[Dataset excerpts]
__________

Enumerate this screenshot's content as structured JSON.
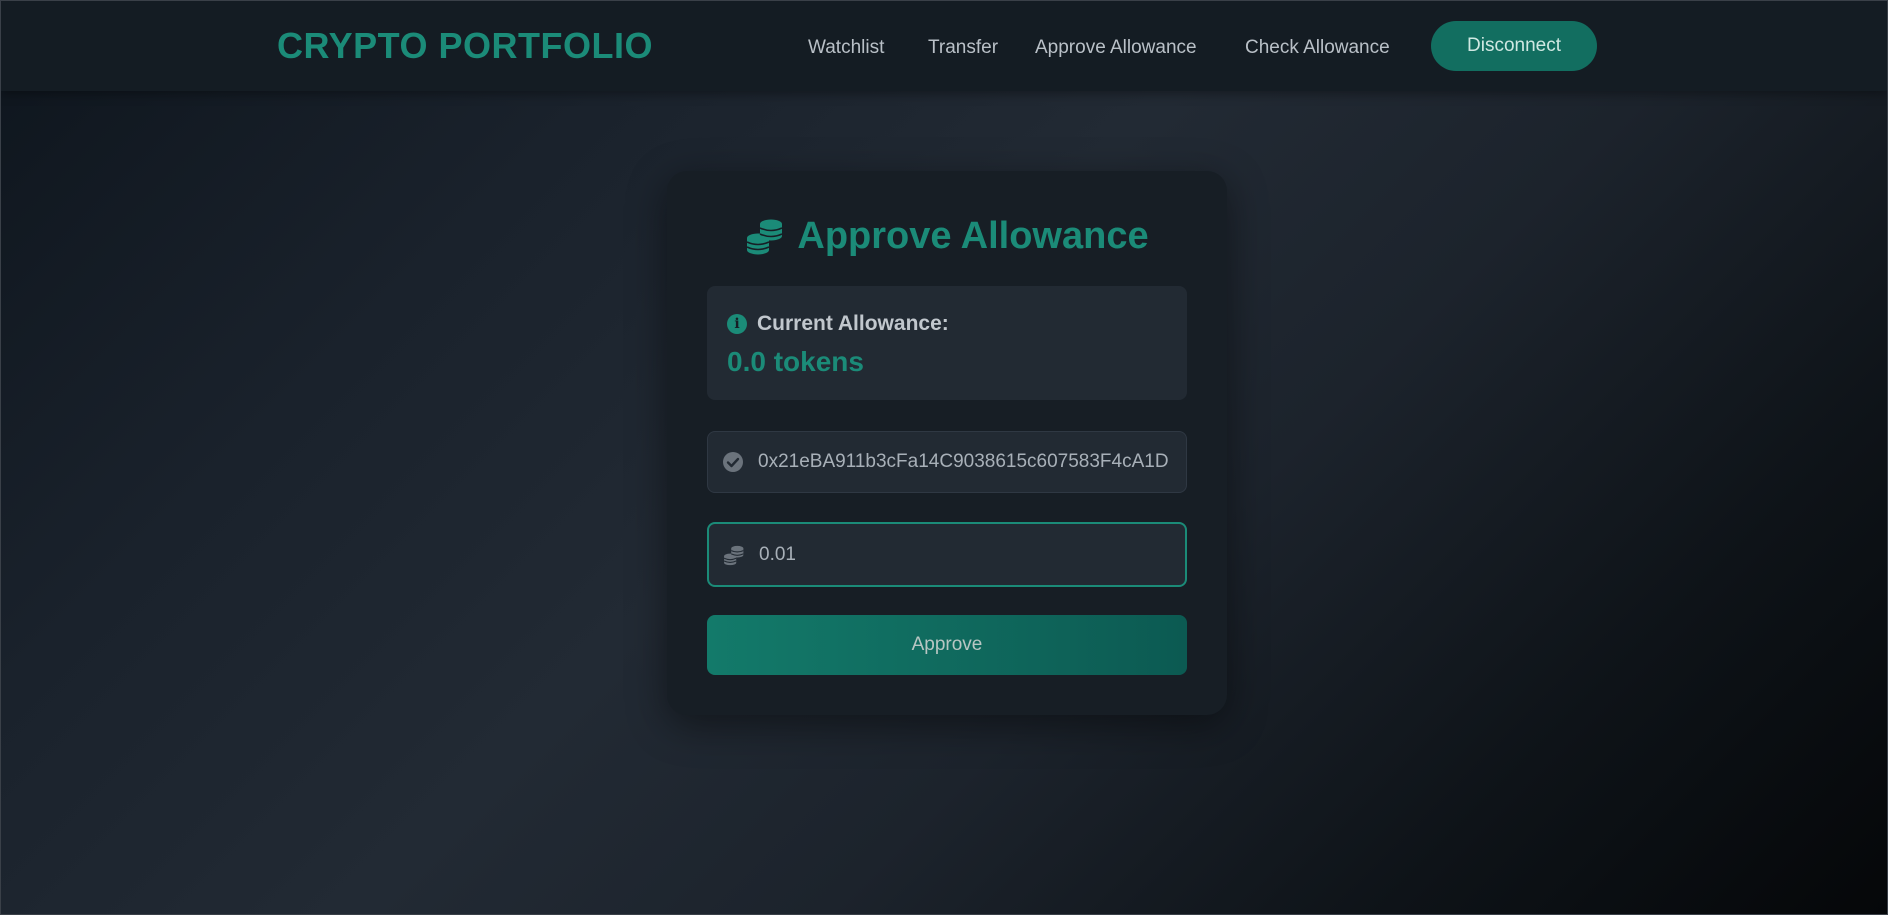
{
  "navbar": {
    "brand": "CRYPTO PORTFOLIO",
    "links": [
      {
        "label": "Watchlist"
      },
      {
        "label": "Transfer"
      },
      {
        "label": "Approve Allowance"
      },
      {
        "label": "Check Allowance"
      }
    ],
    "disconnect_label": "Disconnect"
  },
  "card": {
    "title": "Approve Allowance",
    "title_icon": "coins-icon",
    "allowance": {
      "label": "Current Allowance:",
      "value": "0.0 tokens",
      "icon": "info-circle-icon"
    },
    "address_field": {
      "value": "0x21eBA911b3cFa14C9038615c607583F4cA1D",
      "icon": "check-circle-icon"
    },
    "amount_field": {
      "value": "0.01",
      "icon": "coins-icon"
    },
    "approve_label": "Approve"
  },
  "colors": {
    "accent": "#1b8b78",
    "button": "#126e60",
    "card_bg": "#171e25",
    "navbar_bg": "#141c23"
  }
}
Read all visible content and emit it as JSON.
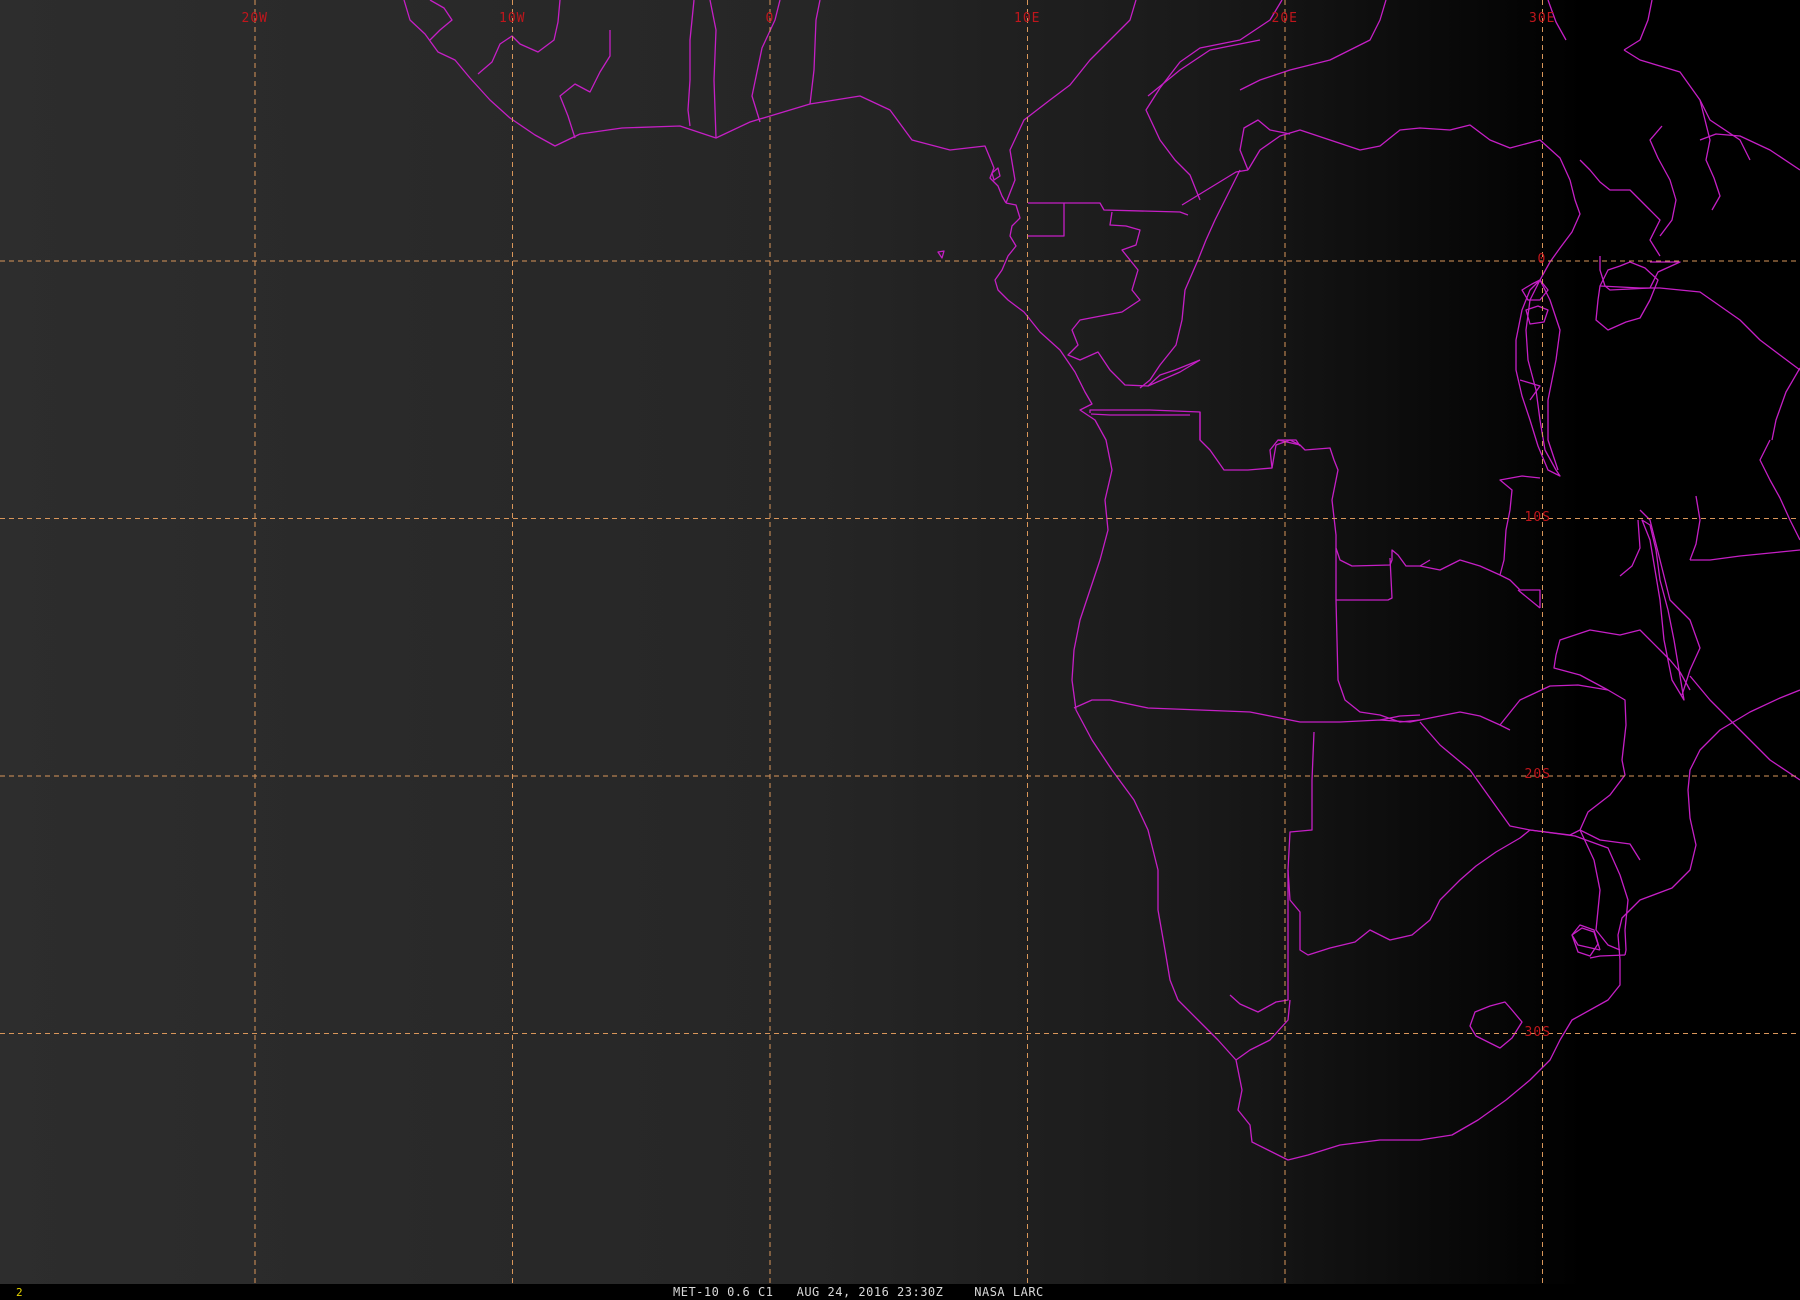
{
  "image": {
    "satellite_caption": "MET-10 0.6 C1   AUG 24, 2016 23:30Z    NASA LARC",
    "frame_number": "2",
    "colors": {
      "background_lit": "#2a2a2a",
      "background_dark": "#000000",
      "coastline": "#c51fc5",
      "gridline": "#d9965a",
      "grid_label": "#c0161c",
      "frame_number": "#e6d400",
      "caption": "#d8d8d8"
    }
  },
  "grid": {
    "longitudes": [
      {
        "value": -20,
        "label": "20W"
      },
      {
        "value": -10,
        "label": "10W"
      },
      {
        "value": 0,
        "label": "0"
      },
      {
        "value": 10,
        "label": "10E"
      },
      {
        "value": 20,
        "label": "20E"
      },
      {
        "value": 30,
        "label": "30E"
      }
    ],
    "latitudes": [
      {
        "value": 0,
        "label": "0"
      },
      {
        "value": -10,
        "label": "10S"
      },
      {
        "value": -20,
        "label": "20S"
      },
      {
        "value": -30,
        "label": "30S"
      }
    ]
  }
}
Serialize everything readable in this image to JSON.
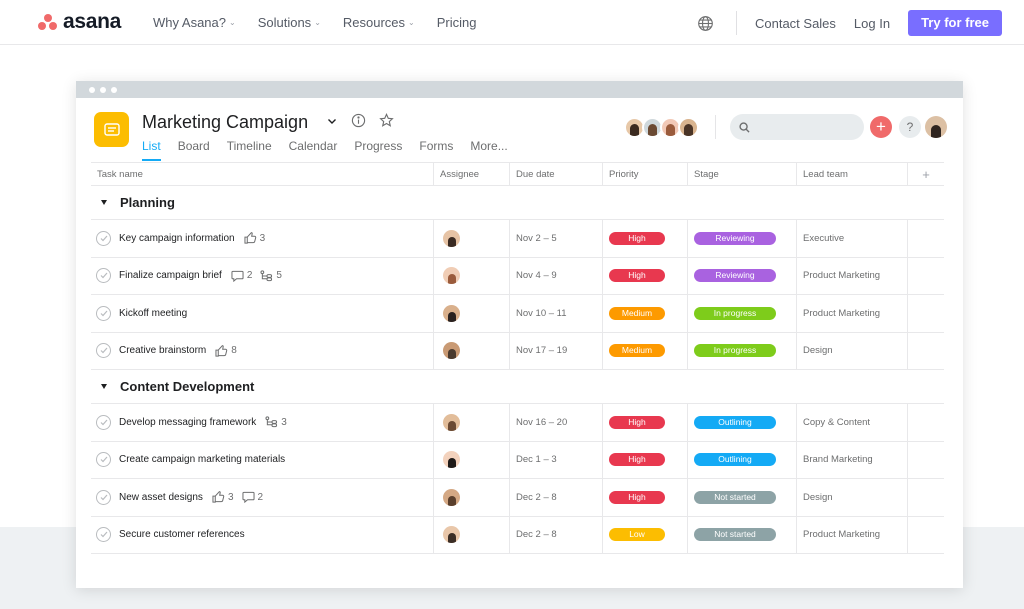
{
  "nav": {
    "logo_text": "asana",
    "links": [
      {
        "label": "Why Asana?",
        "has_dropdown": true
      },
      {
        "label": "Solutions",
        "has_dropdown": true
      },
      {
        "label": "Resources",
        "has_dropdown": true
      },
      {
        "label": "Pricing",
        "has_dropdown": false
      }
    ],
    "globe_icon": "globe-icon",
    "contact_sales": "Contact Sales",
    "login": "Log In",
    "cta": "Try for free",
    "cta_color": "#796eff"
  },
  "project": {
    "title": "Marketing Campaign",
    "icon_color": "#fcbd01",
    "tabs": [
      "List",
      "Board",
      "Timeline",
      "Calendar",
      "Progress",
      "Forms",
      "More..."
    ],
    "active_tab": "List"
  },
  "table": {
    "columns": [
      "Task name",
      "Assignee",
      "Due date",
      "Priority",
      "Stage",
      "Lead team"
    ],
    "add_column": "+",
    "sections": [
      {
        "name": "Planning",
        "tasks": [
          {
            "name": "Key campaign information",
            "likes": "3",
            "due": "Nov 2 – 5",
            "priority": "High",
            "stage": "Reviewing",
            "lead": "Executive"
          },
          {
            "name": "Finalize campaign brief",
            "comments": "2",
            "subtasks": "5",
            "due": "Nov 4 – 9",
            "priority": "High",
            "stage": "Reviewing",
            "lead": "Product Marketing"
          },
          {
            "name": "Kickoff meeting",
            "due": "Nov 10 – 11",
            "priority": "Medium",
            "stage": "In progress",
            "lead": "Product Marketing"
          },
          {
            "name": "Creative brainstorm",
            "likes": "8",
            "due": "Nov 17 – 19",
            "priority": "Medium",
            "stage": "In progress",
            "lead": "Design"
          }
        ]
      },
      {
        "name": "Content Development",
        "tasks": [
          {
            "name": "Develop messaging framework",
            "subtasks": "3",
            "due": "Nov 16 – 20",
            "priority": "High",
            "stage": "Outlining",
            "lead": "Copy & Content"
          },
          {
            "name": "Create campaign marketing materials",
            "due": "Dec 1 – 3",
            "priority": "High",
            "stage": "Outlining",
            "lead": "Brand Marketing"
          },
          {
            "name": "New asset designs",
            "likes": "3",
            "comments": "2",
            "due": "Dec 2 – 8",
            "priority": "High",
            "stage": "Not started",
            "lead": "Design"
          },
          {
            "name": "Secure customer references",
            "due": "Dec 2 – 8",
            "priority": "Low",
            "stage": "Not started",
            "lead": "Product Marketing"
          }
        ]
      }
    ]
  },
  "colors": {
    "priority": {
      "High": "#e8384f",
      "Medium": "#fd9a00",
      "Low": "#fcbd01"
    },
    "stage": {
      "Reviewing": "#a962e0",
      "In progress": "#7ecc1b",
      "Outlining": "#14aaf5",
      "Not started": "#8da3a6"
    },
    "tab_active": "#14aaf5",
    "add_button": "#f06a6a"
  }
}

__________

** Instructions for the task **
Reproduce every line of the material precisely, omitting its pictures.

** Output for this task **
Enumerate this screenshot's content as structured JSON.
{
  "navbar": {
    "brand": "CRYPTO PORTFOLIO",
    "links": [
      {
        "label": "Watchlist"
      },
      {
        "label": "Transfer"
      },
      {
        "label": "Approve Allowance"
      },
      {
        "label": "Check Allowance"
      }
    ],
    "disconnect_label": "Disconnect"
  },
  "card": {
    "title": "Approve Allowance",
    "title_icon": "coins-icon",
    "allowance": {
      "label": "Current Allowance:",
      "value": "0.0 tokens",
      "icon": "info-circle-icon"
    },
    "address_field": {
      "value": "0x21eBA911b3cFa14C9038615c607583F4cA1D",
      "icon": "check-circle-icon"
    },
    "amount_field": {
      "value": "0.01",
      "icon": "coins-icon"
    },
    "approve_label": "Approve"
  },
  "colors": {
    "accent": "#1b8b78",
    "button": "#126e60",
    "card_bg": "#171e25",
    "navbar_bg": "#141c23"
  }
}
Read all visible content and emit it as JSON.
{
  "image": {
    "satellite_caption": "MET-10 0.6 C1   AUG 24, 2016 23:30Z    NASA LARC",
    "frame_number": "2",
    "colors": {
      "background_lit": "#2a2a2a",
      "background_dark": "#000000",
      "coastline": "#c51fc5",
      "gridline": "#d9965a",
      "grid_label": "#c0161c",
      "frame_number": "#e6d400",
      "caption": "#d8d8d8"
    }
  },
  "grid": {
    "longitudes": [
      {
        "value": -20,
        "label": "20W"
      },
      {
        "value": -10,
        "label": "10W"
      },
      {
        "value": 0,
        "label": "0"
      },
      {
        "value": 10,
        "label": "10E"
      },
      {
        "value": 20,
        "label": "20E"
      },
      {
        "value": 30,
        "label": "30E"
      }
    ],
    "latitudes": [
      {
        "value": 0,
        "label": "0"
      },
      {
        "value": -10,
        "label": "10S"
      },
      {
        "value": -20,
        "label": "20S"
      },
      {
        "value": -30,
        "label": "30S"
      }
    ]
  }
}
Serialize everything readable in this image to JSON.
{
  "nav": {
    "logo_text": "asana",
    "links": [
      {
        "label": "Why Asana?",
        "has_dropdown": true
      },
      {
        "label": "Solutions",
        "has_dropdown": true
      },
      {
        "label": "Resources",
        "has_dropdown": true
      },
      {
        "label": "Pricing",
        "has_dropdown": false
      }
    ],
    "globe_icon": "globe-icon",
    "contact_sales": "Contact Sales",
    "login": "Log In",
    "cta": "Try for free",
    "cta_color": "#796eff"
  },
  "project": {
    "title": "Marketing Campaign",
    "icon_color": "#fcbd01",
    "tabs": [
      "List",
      "Board",
      "Timeline",
      "Calendar",
      "Progress",
      "Forms",
      "More..."
    ],
    "active_tab": "List"
  },
  "table": {
    "columns": [
      "Task name",
      "Assignee",
      "Due date",
      "Priority",
      "Stage",
      "Lead team"
    ],
    "add_column": "+",
    "sections": [
      {
        "name": "Planning",
        "tasks": [
          {
            "name": "Key campaign information",
            "likes": "3",
            "due": "Nov 2 – 5",
            "priority": "High",
            "stage": "Reviewing",
            "lead": "Executive"
          },
          {
            "name": "Finalize campaign brief",
            "comments": "2",
            "subtasks": "5",
            "due": "Nov 4 – 9",
            "priority": "High",
            "stage": "Reviewing",
            "lead": "Product Marketing"
          },
          {
            "name": "Kickoff meeting",
            "due": "Nov 10 – 11",
            "priority": "Medium",
            "stage": "In progress",
            "lead": "Product Marketing"
          },
          {
            "name": "Creative brainstorm",
            "likes": "8",
            "due": "Nov 17 – 19",
            "priority": "Medium",
            "stage": "In progress",
            "lead": "Design"
          }
        ]
      },
      {
        "name": "Content Development",
        "tasks": [
          {
            "name": "Develop messaging framework",
            "subtasks": "3",
            "due": "Nov 16 – 20",
            "priority": "High",
            "stage": "Outlining",
            "lead": "Copy & Content"
          },
          {
            "name": "Create campaign marketing materials",
            "due": "Dec 1 – 3",
            "priority": "High",
            "stage": "Outlining",
            "lead": "Brand Marketing"
          },
          {
            "name": "New asset designs",
            "likes": "3",
            "comments": "2",
            "due": "Dec 2 – 8",
            "priority": "High",
            "stage": "Not started",
            "lead": "Design"
          },
          {
            "name": "Secure customer references",
            "due": "Dec 2 – 8",
            "priority": "Low",
            "stage": "Not started",
            "lead": "Product Marketing"
          }
        ]
      }
    ]
  },
  "colors": {
    "priority": {
      "High": "#e8384f",
      "Medium": "#fd9a00",
      "Low": "#fcbd01"
    },
    "stage": {
      "Reviewing": "#a962e0",
      "In progress": "#7ecc1b",
      "Outlining": "#14aaf5",
      "Not started": "#8da3a6"
    },
    "tab_active": "#14aaf5",
    "add_button": "#f06a6a"
  }
}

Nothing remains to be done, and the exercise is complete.